# WORK TO DO:
Among the lines below, count those with "flows". Give the total alone.

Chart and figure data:
▬▬▬

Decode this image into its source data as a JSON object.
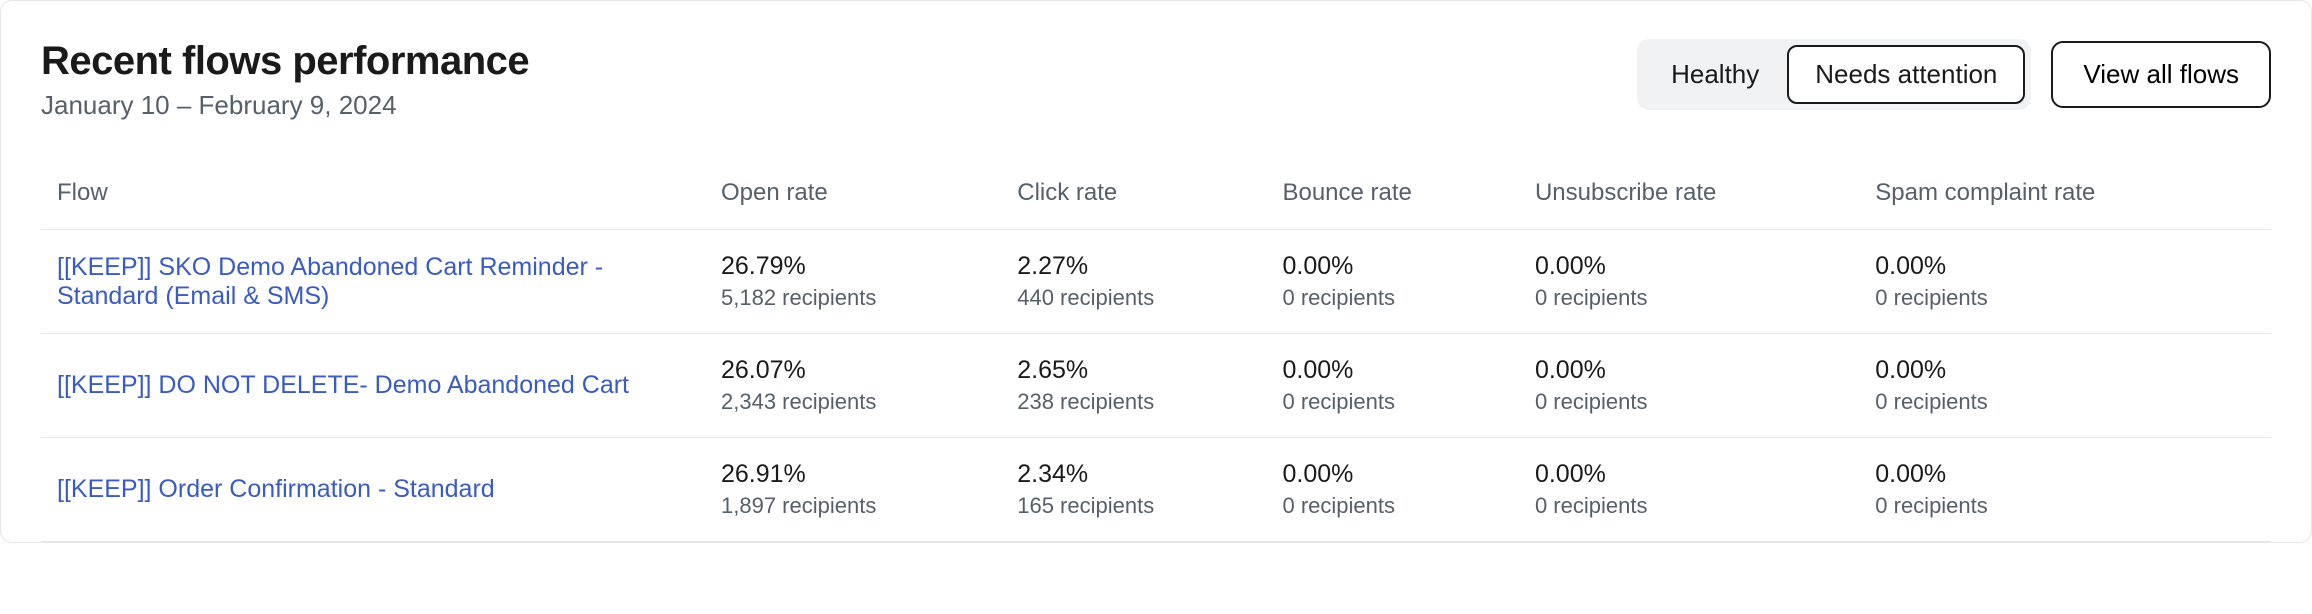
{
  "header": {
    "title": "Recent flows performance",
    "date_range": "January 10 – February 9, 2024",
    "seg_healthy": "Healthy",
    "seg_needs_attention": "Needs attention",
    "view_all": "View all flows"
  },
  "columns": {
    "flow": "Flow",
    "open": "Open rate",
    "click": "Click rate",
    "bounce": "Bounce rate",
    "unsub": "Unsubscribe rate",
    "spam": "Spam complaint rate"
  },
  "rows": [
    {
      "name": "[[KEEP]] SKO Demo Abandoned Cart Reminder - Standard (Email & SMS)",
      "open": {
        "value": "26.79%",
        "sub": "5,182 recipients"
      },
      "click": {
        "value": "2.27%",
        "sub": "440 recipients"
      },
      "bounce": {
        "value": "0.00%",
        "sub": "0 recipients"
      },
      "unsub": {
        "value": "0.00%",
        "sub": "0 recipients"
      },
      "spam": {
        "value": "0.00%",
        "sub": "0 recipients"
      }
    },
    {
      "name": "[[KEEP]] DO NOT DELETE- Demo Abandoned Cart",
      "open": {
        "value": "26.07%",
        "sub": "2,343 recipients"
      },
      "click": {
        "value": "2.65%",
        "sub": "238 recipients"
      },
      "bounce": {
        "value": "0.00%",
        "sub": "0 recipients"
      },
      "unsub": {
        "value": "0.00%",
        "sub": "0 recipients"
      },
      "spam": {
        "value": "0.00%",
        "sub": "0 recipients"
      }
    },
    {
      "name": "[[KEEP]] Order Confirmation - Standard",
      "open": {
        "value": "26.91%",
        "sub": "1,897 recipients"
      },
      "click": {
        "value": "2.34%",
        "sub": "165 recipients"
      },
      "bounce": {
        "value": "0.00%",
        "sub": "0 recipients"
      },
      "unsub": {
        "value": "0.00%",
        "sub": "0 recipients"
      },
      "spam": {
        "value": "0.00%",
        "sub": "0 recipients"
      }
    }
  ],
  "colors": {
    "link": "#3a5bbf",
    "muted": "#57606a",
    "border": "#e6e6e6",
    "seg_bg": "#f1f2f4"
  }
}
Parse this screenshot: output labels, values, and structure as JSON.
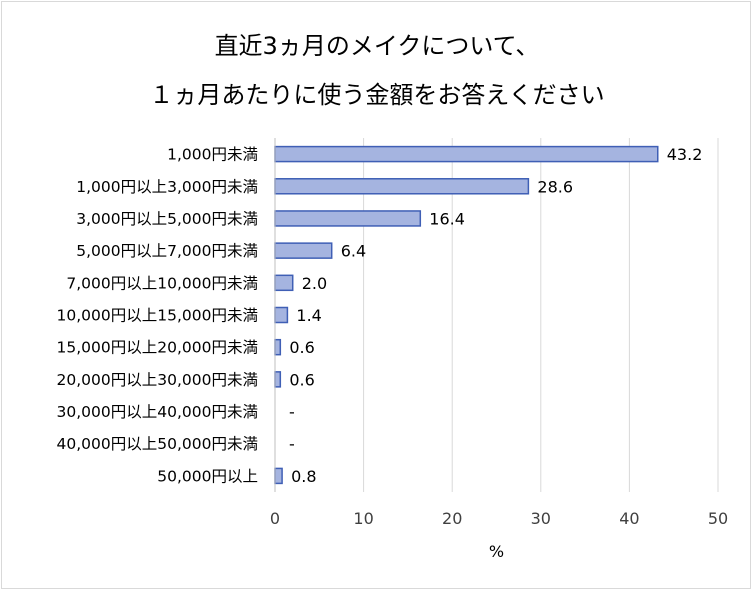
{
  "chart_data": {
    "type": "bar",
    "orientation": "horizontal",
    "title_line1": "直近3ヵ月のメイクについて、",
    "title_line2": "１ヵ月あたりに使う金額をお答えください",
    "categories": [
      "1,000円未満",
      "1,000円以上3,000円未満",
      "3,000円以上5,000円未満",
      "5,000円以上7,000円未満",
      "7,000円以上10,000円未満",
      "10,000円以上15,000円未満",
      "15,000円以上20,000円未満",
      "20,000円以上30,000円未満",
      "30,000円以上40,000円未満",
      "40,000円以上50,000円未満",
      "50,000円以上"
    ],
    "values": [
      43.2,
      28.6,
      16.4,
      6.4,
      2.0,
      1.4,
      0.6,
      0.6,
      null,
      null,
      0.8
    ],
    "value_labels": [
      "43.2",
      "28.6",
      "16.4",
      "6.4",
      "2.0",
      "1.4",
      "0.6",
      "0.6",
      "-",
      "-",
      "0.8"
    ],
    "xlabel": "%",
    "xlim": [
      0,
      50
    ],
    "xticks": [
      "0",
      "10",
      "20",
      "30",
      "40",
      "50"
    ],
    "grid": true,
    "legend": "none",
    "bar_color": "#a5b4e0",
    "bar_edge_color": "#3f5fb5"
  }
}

▬▬▬

# ANSWER FOR THE TASK:
2